SHORT PROBLEM:
Please transcribe the listing below in full and word for word, without its pictures.

Extracted data entries
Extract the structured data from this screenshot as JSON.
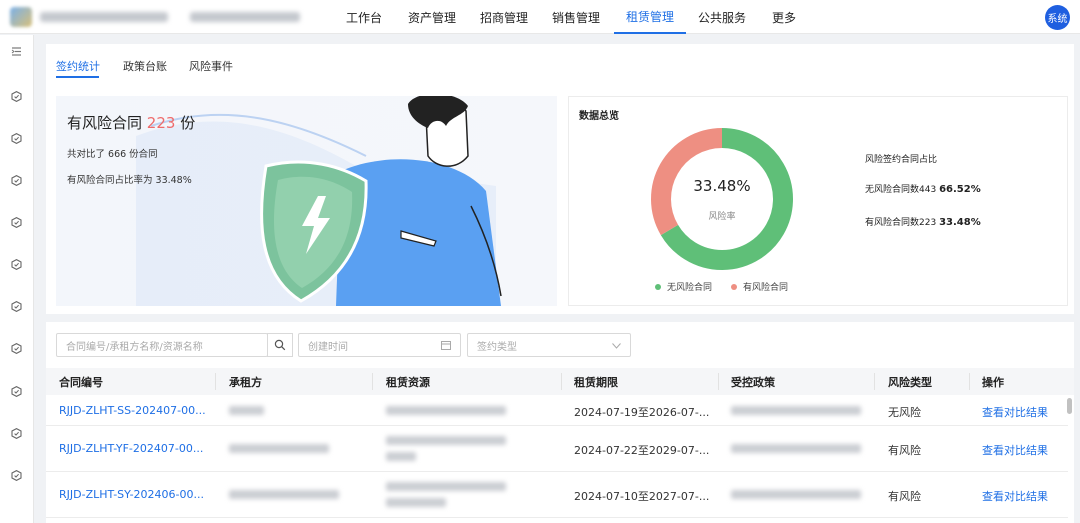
{
  "topnav": {
    "items": [
      "工作台",
      "资产管理",
      "招商管理",
      "销售管理",
      "租赁管理",
      "公共服务",
      "更多"
    ],
    "active": "租赁管理",
    "user_label": "系统"
  },
  "tabs": {
    "items": [
      "签约统计",
      "政策台账",
      "风险事件"
    ],
    "active": "签约统计"
  },
  "summary": {
    "title_prefix": "有风险合同",
    "risk_count": "223",
    "title_suffix": "份",
    "total_text": "共对比了 666 份合同",
    "ratio_text": "有风险合同占比率为 33.48%"
  },
  "overview": {
    "title": "数据总览",
    "center_value": "33.48%",
    "center_label": "风险率",
    "legend": [
      "无风险合同",
      "有风险合同"
    ],
    "stats_heading": "风险签约合同占比",
    "no_risk_label": "无风险合同数443",
    "no_risk_pct": "66.52%",
    "risk_label": "有风险合同数223",
    "risk_pct": "33.48%",
    "colors": {
      "no_risk": "#5fbf78",
      "risk": "#ee8f82"
    }
  },
  "chart_data": {
    "type": "pie",
    "categories": [
      "无风险合同",
      "有风险合同"
    ],
    "values": [
      443,
      223
    ],
    "percent": [
      66.52,
      33.48
    ],
    "title": "数据总览"
  },
  "filters": {
    "search_placeholder": "合同编号/承租方名称/资源名称",
    "date_placeholder": "创建时间",
    "type_placeholder": "签约类型"
  },
  "table": {
    "headers": [
      "合同编号",
      "承租方",
      "租赁资源",
      "租赁期限",
      "受控政策",
      "风险类型",
      "操作"
    ],
    "rows": [
      {
        "id": "RJJD-ZLHT-SS-202407-00...",
        "term": "2024-07-19至2026-07-...",
        "risk": "无风险",
        "action": "查看对比结果"
      },
      {
        "id": "RJJD-ZLHT-YF-202407-00...",
        "term": "2024-07-22至2029-07-...",
        "risk": "有风险",
        "action": "查看对比结果"
      },
      {
        "id": "RJJD-ZLHT-SY-202406-00...",
        "term": "2024-07-10至2027-07-...",
        "risk": "有风险",
        "action": "查看对比结果"
      }
    ]
  }
}
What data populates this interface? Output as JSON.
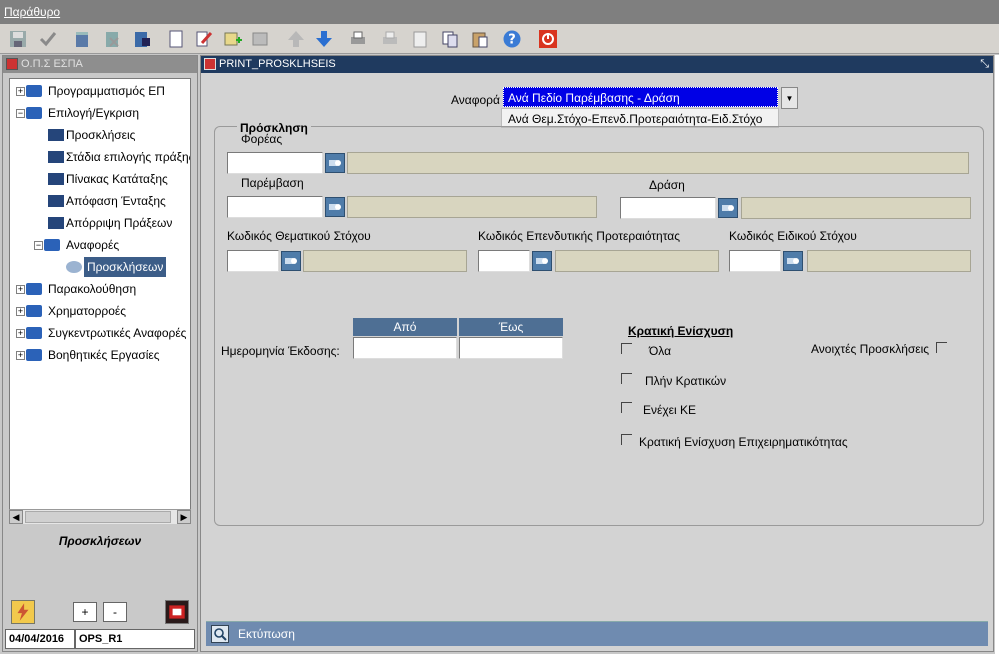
{
  "menu": {
    "title": "Παράθυρο"
  },
  "toolbar": {
    "buttons": [
      "save-icon",
      "check-icon",
      "db-icon",
      "db-delete-icon",
      "db-query-icon",
      "new-page-icon",
      "edit-pencil-icon",
      "grid-add-icon",
      "grid-icon",
      "arrow-up-icon",
      "arrow-down-icon",
      "printer-icon",
      "printer-gray-icon",
      "notes-icon",
      "copy-icon",
      "paste-icon",
      "help-icon",
      "power-icon"
    ]
  },
  "left": {
    "title": "Ο.Π.Σ ΕΣΠΑ",
    "tree": {
      "n1": "Προγραμματισμός ΕΠ",
      "n2": "Επιλογή/Εγκριση",
      "n2a": "Προσκλήσεις",
      "n2b": "Στάδια επιλογής πράξης",
      "n2c": "Πίνακας Κατάταξης",
      "n2d": "Απόφαση Ένταξης",
      "n2e": "Απόρριψη Πράξεων",
      "n2f": "Αναφορές",
      "n2f1": "Προσκλήσεων",
      "n3": "Παρακολούθηση",
      "n4": "Χρηματορροές",
      "n5": "Συγκεντρωτικές Αναφορές",
      "n6": "Βοηθητικές Εργασίες"
    },
    "caption": "Προσκλήσεων",
    "plus": "+",
    "minus": "-",
    "date": "04/04/2016",
    "user": "OPS_R1"
  },
  "form": {
    "title": "PRINT_PROSKLHSEIS",
    "report_label": "Αναφορά",
    "report_selected": "Ανά Πεδίο Παρέμβασης - Δράση",
    "report_option2": "Ανά Θεμ.Στόχο-Επενδ.Προτεραιότητα-Ειδ.Στόχο",
    "group_title": "Πρόσκληση",
    "foreas": "Φορέας",
    "paremvasi": "Παρέμβαση",
    "drasi": "Δράση",
    "thematikos": "Κωδικός Θεματικού Στόχου",
    "ependytiki": "Κωδικός Επενδυτικής Προτεραιότητας",
    "eidikos": "Κωδικός Ειδικού Στόχου",
    "date_label": "Ημερομηνία Έκδοσης:",
    "from": "Από",
    "to": "Έως",
    "state_aid_title": "Κρατική Ενίσχυση",
    "opt_all": "Όλα",
    "opt_full": "Πλήν Κρατικών",
    "opt_ke": "Ενέχει ΚΕ",
    "opt_business": "Κρατική Ενίσχυση Επιχειρηματικότητας",
    "open_calls": "Ανοιχτές Προσκλήσεις",
    "print": "Εκτύπωση"
  }
}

REPLY TO THE TASK:
Extract the structured data from this screenshot as JSON.
{
  "topnav": {
    "items": [
      "工作台",
      "资产管理",
      "招商管理",
      "销售管理",
      "租赁管理",
      "公共服务",
      "更多"
    ],
    "active": "租赁管理",
    "user_label": "系统"
  },
  "tabs": {
    "items": [
      "签约统计",
      "政策台账",
      "风险事件"
    ],
    "active": "签约统计"
  },
  "summary": {
    "title_prefix": "有风险合同",
    "risk_count": "223",
    "title_suffix": "份",
    "total_text": "共对比了 666 份合同",
    "ratio_text": "有风险合同占比率为 33.48%"
  },
  "overview": {
    "title": "数据总览",
    "center_value": "33.48%",
    "center_label": "风险率",
    "legend": [
      "无风险合同",
      "有风险合同"
    ],
    "stats_heading": "风险签约合同占比",
    "no_risk_label": "无风险合同数443",
    "no_risk_pct": "66.52%",
    "risk_label": "有风险合同数223",
    "risk_pct": "33.48%",
    "colors": {
      "no_risk": "#5fbf78",
      "risk": "#ee8f82"
    }
  },
  "chart_data": {
    "type": "pie",
    "categories": [
      "无风险合同",
      "有风险合同"
    ],
    "values": [
      443,
      223
    ],
    "percent": [
      66.52,
      33.48
    ],
    "title": "数据总览"
  },
  "filters": {
    "search_placeholder": "合同编号/承租方名称/资源名称",
    "date_placeholder": "创建时间",
    "type_placeholder": "签约类型"
  },
  "table": {
    "headers": [
      "合同编号",
      "承租方",
      "租赁资源",
      "租赁期限",
      "受控政策",
      "风险类型",
      "操作"
    ],
    "rows": [
      {
        "id": "RJJD-ZLHT-SS-202407-00...",
        "term": "2024-07-19至2026-07-...",
        "risk": "无风险",
        "action": "查看对比结果"
      },
      {
        "id": "RJJD-ZLHT-YF-202407-00...",
        "term": "2024-07-22至2029-07-...",
        "risk": "有风险",
        "action": "查看对比结果"
      },
      {
        "id": "RJJD-ZLHT-SY-202406-00...",
        "term": "2024-07-10至2027-07-...",
        "risk": "有风险",
        "action": "查看对比结果"
      }
    ]
  }
}
What data populates this interface? Output as JSON.
{
  "menu": {
    "title": "Παράθυρο"
  },
  "toolbar": {
    "buttons": [
      "save-icon",
      "check-icon",
      "db-icon",
      "db-delete-icon",
      "db-query-icon",
      "new-page-icon",
      "edit-pencil-icon",
      "grid-add-icon",
      "grid-icon",
      "arrow-up-icon",
      "arrow-down-icon",
      "printer-icon",
      "printer-gray-icon",
      "notes-icon",
      "copy-icon",
      "paste-icon",
      "help-icon",
      "power-icon"
    ]
  },
  "left": {
    "title": "Ο.Π.Σ ΕΣΠΑ",
    "tree": {
      "n1": "Προγραμματισμός ΕΠ",
      "n2": "Επιλογή/Εγκριση",
      "n2a": "Προσκλήσεις",
      "n2b": "Στάδια επιλογής πράξης",
      "n2c": "Πίνακας Κατάταξης",
      "n2d": "Απόφαση Ένταξης",
      "n2e": "Απόρριψη Πράξεων",
      "n2f": "Αναφορές",
      "n2f1": "Προσκλήσεων",
      "n3": "Παρακολούθηση",
      "n4": "Χρηματορροές",
      "n5": "Συγκεντρωτικές Αναφορές",
      "n6": "Βοηθητικές Εργασίες"
    },
    "caption": "Προσκλήσεων",
    "plus": "+",
    "minus": "-",
    "date": "04/04/2016",
    "user": "OPS_R1"
  },
  "form": {
    "title": "PRINT_PROSKLHSEIS",
    "report_label": "Αναφορά",
    "report_selected": "Ανά Πεδίο Παρέμβασης - Δράση",
    "report_option2": "Ανά Θεμ.Στόχο-Επενδ.Προτεραιότητα-Ειδ.Στόχο",
    "group_title": "Πρόσκληση",
    "foreas": "Φορέας",
    "paremvasi": "Παρέμβαση",
    "drasi": "Δράση",
    "thematikos": "Κωδικός Θεματικού Στόχου",
    "ependytiki": "Κωδικός Επενδυτικής Προτεραιότητας",
    "eidikos": "Κωδικός Ειδικού Στόχου",
    "date_label": "Ημερομηνία Έκδοσης:",
    "from": "Από",
    "to": "Έως",
    "state_aid_title": "Κρατική Ενίσχυση",
    "opt_all": "Όλα",
    "opt_full": "Πλήν Κρατικών",
    "opt_ke": "Ενέχει ΚΕ",
    "opt_business": "Κρατική Ενίσχυση Επιχειρηματικότητας",
    "open_calls": "Ανοιχτές Προσκλήσεις",
    "print": "Εκτύπωση"
  }
}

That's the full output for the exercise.